Work to be completed: Filter the records for lines holding the string "sécurité".

Given data:
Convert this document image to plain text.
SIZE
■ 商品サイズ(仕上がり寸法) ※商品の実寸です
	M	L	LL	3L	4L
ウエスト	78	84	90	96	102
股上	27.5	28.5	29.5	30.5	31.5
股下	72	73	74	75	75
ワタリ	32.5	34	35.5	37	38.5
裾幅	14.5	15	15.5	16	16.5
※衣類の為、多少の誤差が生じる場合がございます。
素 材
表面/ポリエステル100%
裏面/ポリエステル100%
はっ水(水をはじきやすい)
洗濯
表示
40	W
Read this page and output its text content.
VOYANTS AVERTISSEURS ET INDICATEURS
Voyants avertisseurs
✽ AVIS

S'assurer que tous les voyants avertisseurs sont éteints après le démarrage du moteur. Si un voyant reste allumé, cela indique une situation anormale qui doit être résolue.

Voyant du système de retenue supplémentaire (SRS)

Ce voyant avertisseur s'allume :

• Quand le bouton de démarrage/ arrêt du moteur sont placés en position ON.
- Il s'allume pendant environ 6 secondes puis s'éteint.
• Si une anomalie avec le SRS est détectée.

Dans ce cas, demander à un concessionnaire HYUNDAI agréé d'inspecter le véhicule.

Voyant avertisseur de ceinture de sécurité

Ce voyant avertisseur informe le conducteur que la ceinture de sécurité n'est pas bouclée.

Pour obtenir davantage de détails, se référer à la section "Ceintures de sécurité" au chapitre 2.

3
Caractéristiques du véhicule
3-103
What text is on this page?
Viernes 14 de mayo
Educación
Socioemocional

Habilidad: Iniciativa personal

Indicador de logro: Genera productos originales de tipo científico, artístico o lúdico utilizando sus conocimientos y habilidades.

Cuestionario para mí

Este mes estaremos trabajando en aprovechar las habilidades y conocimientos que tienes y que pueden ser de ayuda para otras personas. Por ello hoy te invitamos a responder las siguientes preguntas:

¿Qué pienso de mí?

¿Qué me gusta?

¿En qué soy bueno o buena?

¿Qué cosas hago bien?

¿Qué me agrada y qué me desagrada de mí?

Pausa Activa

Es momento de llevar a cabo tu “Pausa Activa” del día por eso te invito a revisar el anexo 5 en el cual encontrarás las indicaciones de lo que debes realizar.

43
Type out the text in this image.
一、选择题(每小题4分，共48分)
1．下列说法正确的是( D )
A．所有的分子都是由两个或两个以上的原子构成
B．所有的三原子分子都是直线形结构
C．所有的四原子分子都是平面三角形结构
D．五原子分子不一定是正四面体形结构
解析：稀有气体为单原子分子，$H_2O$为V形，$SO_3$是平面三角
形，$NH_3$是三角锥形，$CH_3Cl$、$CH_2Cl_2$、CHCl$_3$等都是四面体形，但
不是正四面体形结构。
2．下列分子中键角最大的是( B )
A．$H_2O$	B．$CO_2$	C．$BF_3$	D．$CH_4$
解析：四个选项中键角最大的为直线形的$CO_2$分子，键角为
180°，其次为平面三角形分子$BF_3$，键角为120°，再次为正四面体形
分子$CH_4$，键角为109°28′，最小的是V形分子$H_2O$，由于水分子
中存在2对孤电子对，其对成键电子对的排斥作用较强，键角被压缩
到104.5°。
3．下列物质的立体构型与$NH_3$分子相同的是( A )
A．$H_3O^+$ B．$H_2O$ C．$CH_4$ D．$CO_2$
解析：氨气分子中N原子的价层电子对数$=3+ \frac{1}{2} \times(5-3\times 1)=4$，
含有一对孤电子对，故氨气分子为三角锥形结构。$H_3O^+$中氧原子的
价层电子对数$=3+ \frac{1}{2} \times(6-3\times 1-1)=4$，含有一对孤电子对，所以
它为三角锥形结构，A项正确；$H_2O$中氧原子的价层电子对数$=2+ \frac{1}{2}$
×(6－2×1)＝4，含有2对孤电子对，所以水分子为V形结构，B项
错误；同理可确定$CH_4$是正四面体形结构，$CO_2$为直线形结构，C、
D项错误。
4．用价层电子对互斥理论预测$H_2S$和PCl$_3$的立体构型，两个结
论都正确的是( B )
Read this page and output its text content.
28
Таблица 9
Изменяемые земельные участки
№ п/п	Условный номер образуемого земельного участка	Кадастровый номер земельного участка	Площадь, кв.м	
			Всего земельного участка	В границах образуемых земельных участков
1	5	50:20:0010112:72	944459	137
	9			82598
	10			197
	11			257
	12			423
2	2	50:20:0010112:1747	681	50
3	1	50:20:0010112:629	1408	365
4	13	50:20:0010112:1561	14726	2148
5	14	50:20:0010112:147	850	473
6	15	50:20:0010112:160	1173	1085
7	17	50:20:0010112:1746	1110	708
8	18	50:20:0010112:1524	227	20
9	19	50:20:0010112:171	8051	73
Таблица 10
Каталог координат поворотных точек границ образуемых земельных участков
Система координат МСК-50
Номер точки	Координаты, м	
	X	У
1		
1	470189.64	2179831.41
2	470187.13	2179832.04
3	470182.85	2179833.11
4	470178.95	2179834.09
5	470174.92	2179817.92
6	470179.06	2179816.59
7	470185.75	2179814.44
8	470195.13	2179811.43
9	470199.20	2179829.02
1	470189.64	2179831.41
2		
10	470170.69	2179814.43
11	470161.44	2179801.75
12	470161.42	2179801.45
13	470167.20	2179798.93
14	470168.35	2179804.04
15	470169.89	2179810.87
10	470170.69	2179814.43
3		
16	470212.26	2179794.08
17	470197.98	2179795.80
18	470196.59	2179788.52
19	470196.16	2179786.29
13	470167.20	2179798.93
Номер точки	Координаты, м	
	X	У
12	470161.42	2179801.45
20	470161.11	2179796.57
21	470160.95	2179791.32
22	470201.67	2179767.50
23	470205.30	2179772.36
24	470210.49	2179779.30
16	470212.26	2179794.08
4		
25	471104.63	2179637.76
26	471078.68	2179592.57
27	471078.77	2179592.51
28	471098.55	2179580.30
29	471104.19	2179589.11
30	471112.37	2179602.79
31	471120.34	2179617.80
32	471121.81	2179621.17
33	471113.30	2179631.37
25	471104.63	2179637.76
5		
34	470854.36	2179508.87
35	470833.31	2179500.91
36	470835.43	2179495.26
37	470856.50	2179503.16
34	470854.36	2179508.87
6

Exercise result:
Voyant avertisseur de ceinture de sécurité
Ce voyant avertisseur informe le conducteur que la ceinture de sécurité n'est pas bouclée.
Pour obtenir davantage de détails, se référer à la section "Ceintures de sécurité" au chapitre 2.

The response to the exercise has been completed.